:: Records for the exercise ::

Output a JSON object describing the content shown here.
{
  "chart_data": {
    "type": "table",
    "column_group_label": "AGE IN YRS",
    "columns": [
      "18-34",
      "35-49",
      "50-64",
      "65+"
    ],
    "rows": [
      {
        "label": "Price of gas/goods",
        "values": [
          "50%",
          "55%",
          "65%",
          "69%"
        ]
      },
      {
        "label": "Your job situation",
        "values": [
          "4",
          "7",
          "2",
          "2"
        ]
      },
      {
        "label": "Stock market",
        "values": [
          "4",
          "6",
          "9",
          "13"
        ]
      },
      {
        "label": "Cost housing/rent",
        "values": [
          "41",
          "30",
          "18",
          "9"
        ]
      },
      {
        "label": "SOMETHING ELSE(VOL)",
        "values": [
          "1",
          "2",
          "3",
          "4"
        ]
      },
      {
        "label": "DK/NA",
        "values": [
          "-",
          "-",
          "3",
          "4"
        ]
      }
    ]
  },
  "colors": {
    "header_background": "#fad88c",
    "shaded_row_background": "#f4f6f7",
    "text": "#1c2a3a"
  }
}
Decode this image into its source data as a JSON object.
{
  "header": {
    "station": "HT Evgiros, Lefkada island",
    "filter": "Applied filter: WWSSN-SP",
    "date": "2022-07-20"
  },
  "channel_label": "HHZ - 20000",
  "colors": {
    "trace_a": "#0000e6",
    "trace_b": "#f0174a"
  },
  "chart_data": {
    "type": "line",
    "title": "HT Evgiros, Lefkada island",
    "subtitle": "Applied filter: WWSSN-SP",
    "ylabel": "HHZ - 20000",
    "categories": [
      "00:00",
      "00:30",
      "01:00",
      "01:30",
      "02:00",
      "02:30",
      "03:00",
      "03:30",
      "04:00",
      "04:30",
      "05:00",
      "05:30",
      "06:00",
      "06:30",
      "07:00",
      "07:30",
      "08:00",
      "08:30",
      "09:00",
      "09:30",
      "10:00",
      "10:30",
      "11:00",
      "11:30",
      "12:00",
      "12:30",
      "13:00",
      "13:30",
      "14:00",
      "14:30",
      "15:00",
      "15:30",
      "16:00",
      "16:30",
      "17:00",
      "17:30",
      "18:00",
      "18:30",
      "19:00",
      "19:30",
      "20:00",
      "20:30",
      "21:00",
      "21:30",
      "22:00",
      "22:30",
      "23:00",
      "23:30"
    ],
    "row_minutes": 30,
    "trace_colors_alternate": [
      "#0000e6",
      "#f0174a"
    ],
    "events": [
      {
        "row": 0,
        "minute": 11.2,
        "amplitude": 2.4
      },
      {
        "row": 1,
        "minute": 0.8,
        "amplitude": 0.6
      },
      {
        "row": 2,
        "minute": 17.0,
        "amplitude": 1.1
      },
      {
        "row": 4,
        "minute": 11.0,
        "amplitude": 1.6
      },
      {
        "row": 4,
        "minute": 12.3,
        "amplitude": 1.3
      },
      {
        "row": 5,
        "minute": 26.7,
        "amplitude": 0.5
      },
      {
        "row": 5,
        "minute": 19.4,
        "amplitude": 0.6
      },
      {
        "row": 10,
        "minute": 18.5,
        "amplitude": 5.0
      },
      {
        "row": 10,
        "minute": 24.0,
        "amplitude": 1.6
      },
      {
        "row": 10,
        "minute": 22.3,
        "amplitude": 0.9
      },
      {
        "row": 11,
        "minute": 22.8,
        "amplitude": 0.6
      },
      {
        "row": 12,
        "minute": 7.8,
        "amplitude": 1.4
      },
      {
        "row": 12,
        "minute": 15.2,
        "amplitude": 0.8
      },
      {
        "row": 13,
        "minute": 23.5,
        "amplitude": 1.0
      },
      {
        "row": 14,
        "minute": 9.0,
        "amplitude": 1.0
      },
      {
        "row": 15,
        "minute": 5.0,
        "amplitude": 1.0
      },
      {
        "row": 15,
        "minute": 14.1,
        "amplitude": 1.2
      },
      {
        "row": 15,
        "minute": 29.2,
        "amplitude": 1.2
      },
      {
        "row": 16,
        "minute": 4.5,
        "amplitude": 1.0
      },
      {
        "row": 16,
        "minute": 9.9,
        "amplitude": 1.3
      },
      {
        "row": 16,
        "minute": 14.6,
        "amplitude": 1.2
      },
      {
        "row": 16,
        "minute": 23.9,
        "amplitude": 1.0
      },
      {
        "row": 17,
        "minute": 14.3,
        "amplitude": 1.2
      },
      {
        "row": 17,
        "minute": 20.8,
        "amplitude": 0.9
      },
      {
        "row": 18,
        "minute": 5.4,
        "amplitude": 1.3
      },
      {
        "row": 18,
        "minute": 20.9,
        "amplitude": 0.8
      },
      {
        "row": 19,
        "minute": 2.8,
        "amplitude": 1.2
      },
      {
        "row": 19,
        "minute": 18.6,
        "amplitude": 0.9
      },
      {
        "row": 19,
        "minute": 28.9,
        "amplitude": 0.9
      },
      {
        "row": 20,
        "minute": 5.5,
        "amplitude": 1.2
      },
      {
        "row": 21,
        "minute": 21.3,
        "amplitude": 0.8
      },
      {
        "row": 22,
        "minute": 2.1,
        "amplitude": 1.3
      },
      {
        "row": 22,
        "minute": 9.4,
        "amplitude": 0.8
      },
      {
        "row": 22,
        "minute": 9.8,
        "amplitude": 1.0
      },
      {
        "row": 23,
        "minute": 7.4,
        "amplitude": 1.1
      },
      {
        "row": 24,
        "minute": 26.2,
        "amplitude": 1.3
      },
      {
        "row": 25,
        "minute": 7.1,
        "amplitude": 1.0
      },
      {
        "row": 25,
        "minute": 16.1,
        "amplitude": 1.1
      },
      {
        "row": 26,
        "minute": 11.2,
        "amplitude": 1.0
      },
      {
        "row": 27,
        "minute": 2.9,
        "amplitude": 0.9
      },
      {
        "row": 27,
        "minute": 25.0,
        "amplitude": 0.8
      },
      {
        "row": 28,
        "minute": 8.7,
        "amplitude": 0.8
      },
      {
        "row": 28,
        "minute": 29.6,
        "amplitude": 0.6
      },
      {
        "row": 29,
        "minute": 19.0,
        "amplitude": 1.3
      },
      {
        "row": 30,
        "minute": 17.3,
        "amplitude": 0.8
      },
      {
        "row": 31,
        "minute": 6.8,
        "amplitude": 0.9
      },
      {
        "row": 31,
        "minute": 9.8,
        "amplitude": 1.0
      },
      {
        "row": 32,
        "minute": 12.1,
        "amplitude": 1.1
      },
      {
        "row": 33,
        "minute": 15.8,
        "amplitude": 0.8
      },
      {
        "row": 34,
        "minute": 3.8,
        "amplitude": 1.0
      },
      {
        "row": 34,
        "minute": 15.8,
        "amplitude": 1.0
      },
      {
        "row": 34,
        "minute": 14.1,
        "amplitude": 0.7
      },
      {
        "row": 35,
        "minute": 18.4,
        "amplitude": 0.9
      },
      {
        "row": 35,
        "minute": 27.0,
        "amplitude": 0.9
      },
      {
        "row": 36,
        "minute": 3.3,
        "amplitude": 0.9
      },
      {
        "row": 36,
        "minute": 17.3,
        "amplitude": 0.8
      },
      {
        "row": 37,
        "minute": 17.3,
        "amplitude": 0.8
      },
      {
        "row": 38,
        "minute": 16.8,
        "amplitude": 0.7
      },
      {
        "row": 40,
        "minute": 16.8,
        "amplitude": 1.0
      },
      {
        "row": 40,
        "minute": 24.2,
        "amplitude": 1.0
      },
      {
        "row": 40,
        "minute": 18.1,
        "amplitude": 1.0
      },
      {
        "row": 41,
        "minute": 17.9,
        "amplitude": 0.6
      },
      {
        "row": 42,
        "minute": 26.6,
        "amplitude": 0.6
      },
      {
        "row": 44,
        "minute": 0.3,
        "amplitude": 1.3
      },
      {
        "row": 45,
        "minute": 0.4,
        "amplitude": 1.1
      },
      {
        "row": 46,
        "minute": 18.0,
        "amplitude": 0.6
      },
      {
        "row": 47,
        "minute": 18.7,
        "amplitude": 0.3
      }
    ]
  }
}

:::

[Exercise brief]: Collect each line containing the string "filter".

[Response]:
    "filter": "Applied filter: WWSSN-SP",
    "subtitle": "Applied filter: WWSSN-SP",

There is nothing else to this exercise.